:: Passage provided ::
A Dominican Monk by the name of Johann Tetzel entered the village as an ambassador of Pope Leo X, the head of the Roman Catholic Church. This was Tetzel's latest stop on a tour of selling "indulgences" for the Pope. An indulgence is a certificate which by papal authority promises the removal of punishment and suffering for sin. Leo authorized the selling of them to help raise money to pay for the completion of St. Peter's Basilica in Rome.

Since the middle ages the Roman Catholic Church has taught that while God alone can forgive the guilt of sin, He has left it to the church to forgive the temporal punishments which sin deserves. God removes the guilt and eternal punishment of the Christian's sins, but it is the responsibility of the church--and more specifically, the Pope--to remove the "temporal punishments" which those sins deserve. This is accomplished through an elaborate system of penance, purgatory and indulgence.

Fortunately, the Roman Catholic Church has a "treasury of merit" which holds the possibility of mitigating some or all of a believer's purgatorial sufferings. This treasury consists of the "over-and-above" good works that were done by Christ and unusually faithful men and women throughout history. The saints who performed works of "supererogation" (ie. more than they themselves needed to get out of purgatory and into heaven) have deposited their extra merit into this treasury. The Pope can disburse this accumulated merit as he determines to whom he determines. An indulgence, granted by the Pope, draws on this extra merit in order to reduce the number of years which the recipient must spend in purgatory before he is released to heaven.

:: Excerpted records ::
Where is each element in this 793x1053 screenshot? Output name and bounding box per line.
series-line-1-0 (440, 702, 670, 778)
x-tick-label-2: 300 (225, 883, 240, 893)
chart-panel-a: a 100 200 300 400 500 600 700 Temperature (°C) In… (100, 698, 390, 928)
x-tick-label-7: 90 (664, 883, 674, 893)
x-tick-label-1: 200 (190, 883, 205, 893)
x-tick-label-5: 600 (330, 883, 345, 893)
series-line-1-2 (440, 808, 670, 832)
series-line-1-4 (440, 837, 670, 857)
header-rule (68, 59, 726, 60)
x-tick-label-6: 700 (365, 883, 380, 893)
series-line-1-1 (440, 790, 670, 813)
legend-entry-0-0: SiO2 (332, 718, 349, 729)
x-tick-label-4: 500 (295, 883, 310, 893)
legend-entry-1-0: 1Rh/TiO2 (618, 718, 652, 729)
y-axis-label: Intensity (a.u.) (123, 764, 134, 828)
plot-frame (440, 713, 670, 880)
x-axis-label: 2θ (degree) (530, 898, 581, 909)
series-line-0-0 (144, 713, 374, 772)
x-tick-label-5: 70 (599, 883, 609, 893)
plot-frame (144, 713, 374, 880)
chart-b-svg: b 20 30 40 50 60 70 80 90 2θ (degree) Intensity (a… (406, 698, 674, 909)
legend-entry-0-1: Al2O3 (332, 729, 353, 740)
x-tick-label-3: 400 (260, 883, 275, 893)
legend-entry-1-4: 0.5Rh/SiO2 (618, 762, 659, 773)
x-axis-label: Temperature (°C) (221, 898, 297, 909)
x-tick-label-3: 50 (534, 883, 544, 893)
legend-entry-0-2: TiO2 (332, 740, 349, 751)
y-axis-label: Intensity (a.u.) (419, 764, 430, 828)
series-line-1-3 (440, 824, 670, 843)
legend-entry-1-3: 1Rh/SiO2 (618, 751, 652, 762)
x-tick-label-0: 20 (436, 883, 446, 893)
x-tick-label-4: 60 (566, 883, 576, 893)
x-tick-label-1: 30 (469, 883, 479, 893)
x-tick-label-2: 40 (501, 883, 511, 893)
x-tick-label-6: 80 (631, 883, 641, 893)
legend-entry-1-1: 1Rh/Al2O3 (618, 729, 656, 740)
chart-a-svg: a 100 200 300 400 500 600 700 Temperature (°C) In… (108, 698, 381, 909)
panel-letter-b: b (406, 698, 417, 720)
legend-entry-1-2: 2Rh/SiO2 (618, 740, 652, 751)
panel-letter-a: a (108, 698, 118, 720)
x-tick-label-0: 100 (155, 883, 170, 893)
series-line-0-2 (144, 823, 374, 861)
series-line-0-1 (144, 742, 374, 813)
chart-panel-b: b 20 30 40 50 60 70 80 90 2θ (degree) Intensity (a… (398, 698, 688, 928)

:: What to do ::
Duplicate the passage on Tetzel and indulgences from "A Dominican Monk" to "Basilica in Rome.".

:: Finished task ::
A Dominican Monk by the name of Johann Tetzel entered the village as an ambassador of Pope Leo X, the head of the Roman Catholic Church. This was Tetzel's latest stop on a tour of selling "indulgences" for the Pope. An indulgence is a certificate which by papal authority promises the removal of punishment and suffering for sin. Leo authorized the selling of them to help raise money to pay for the completion of St. Peter's Basilica in Rome.